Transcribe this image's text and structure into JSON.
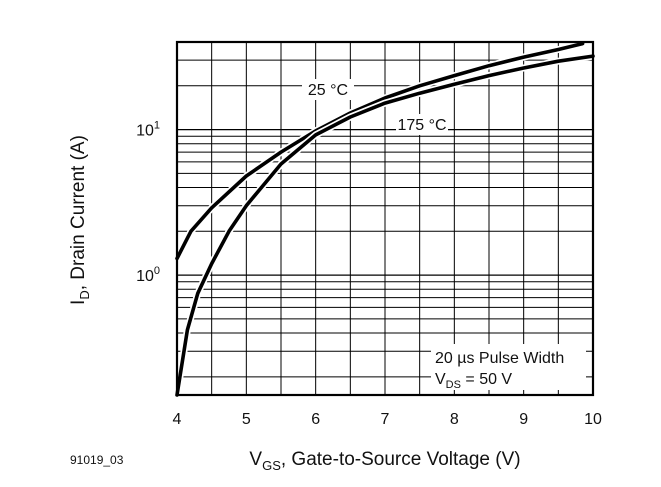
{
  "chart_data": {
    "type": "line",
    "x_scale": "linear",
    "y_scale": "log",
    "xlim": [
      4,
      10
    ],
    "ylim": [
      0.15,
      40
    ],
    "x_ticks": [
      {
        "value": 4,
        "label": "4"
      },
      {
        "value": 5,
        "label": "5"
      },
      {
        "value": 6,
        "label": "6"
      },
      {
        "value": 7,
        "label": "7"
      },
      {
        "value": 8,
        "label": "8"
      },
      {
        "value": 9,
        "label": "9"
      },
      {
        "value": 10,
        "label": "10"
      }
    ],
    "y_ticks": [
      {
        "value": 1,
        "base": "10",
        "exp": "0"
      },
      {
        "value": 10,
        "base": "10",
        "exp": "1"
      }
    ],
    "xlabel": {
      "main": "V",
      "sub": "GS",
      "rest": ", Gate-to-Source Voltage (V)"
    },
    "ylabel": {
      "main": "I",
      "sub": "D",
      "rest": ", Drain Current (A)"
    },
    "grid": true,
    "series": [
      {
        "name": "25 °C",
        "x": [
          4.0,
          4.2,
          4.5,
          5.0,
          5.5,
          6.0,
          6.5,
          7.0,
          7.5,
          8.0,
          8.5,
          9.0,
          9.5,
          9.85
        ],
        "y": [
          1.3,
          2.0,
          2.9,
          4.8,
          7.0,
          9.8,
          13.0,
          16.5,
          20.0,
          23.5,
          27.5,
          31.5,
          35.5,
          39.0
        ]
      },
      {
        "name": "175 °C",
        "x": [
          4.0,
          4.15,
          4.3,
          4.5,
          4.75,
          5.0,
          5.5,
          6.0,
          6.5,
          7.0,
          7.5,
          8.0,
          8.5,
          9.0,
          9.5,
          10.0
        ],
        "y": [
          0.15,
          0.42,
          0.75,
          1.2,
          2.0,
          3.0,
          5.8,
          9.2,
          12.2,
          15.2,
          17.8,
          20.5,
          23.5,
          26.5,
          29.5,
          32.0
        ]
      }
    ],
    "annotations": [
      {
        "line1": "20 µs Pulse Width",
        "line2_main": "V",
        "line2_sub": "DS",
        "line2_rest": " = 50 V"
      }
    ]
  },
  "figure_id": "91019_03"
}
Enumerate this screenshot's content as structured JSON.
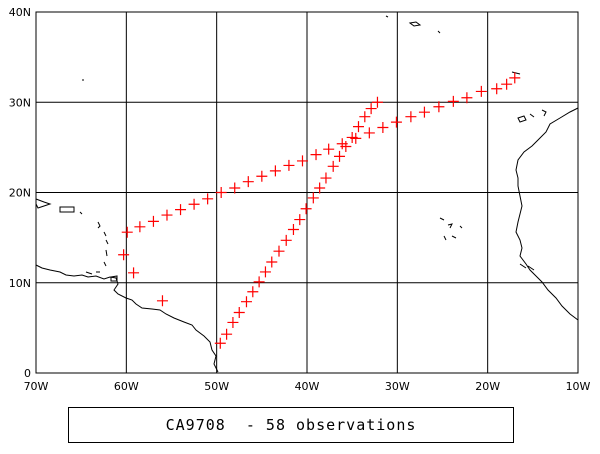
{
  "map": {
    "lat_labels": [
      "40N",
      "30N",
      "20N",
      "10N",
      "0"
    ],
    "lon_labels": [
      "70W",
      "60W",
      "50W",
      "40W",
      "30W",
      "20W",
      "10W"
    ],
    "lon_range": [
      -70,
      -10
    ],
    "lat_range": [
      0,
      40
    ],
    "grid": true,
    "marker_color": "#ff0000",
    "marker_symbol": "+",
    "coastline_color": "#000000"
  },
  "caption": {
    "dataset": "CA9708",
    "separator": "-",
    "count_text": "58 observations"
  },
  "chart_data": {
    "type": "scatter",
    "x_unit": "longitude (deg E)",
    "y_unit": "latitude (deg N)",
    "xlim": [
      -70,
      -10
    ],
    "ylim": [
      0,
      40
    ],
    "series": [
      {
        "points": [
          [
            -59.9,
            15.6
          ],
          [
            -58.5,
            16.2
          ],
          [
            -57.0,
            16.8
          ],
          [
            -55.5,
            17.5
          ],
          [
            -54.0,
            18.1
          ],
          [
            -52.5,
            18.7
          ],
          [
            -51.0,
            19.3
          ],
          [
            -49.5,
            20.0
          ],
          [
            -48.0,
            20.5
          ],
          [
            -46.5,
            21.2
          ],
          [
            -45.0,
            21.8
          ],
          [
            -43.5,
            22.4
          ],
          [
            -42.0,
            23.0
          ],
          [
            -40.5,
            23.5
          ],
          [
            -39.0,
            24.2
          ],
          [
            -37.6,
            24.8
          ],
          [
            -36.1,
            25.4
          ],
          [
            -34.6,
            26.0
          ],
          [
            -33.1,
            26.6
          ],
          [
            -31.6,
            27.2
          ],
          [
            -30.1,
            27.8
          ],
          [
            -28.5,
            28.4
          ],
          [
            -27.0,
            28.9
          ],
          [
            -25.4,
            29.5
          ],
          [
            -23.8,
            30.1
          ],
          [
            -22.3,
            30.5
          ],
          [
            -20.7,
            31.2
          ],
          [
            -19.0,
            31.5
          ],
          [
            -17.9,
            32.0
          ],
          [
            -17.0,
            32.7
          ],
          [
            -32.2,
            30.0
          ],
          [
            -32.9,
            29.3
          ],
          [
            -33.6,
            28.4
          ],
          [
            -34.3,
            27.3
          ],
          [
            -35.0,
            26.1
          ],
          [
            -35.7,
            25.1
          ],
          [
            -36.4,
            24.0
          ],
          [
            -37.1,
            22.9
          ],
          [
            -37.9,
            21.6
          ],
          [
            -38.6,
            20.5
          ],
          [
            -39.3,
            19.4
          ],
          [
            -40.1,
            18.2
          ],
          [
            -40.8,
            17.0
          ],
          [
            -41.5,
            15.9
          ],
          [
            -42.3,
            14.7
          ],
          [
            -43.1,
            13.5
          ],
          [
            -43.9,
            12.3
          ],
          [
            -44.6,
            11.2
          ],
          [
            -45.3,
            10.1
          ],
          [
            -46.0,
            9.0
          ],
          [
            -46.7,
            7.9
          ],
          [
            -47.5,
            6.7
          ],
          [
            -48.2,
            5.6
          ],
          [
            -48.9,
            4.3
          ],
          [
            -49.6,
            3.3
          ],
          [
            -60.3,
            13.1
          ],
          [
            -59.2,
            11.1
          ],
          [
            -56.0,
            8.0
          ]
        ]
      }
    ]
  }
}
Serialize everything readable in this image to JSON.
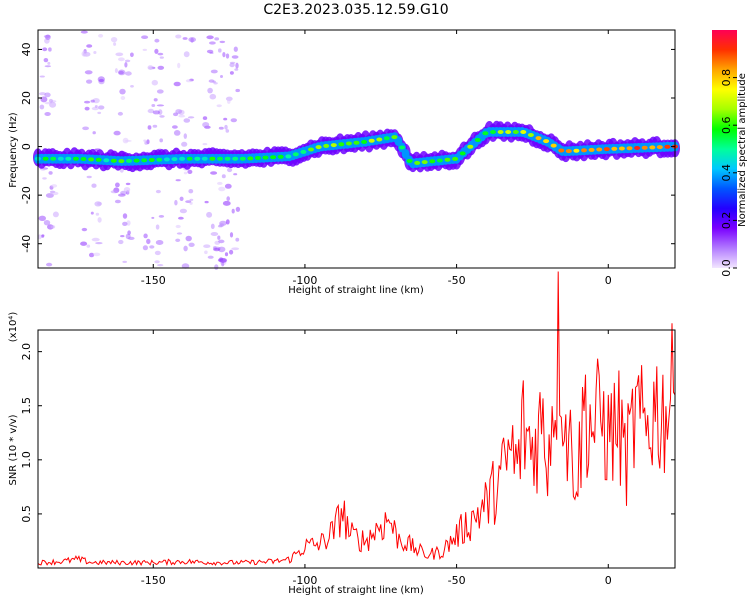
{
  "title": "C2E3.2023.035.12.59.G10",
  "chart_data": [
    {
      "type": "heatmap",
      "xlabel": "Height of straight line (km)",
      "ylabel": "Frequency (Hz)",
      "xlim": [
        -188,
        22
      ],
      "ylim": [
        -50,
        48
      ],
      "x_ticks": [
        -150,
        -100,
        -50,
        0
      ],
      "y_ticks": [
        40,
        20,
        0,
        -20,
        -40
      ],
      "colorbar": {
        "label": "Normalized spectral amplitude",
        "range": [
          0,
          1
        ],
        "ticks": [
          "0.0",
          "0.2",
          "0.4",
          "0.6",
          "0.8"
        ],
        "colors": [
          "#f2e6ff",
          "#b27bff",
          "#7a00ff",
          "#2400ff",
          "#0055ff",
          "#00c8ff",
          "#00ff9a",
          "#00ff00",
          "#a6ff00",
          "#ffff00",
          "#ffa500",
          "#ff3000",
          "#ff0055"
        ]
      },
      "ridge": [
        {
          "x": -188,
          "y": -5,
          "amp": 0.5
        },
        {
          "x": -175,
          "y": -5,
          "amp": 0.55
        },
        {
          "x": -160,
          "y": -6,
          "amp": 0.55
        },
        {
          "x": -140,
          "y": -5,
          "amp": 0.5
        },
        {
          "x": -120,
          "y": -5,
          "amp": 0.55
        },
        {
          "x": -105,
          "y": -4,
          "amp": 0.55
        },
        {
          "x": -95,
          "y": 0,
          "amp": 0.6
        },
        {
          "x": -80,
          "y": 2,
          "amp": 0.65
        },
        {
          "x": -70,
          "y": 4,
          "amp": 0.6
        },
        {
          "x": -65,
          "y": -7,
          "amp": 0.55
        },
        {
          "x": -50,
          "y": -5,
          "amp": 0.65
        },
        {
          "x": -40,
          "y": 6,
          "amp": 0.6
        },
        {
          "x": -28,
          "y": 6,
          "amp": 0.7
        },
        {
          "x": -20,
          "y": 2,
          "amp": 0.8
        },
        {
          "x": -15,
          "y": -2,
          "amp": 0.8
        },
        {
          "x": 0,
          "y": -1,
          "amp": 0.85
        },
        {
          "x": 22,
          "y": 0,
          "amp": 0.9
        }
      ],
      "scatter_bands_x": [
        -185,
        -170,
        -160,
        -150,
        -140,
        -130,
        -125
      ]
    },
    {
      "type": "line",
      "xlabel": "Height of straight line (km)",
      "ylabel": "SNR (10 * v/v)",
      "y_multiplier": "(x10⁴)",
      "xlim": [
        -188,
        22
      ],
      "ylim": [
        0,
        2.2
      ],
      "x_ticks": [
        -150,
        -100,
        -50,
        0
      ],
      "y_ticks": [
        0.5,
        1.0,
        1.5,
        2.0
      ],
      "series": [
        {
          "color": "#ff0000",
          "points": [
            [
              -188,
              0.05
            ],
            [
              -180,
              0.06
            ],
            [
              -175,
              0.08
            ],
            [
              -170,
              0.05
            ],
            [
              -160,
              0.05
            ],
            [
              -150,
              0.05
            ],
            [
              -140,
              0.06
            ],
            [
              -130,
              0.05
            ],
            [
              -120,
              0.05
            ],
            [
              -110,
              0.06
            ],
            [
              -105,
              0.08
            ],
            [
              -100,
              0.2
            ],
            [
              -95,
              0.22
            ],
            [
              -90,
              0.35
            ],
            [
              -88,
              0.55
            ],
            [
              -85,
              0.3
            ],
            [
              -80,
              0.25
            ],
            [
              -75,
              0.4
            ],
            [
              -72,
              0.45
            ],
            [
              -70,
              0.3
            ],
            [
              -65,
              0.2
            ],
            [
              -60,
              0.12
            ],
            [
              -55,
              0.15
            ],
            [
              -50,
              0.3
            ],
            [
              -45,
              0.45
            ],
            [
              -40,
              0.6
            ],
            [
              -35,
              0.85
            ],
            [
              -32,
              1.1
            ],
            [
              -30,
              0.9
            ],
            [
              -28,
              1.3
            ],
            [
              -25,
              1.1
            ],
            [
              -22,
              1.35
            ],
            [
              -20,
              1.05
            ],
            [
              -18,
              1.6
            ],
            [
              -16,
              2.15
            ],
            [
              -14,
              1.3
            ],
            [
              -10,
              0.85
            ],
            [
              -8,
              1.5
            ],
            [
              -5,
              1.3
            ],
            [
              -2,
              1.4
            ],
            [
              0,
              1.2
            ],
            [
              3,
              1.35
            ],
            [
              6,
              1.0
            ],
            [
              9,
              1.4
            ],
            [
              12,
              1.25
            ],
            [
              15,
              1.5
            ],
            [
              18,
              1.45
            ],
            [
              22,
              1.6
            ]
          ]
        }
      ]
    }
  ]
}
####
Search the preceding listing for "image" and extract every line where it is found.

=== The reply ===
Transcribe this image's text and structure into JSON.
Serialize everything readable in this image to JSON.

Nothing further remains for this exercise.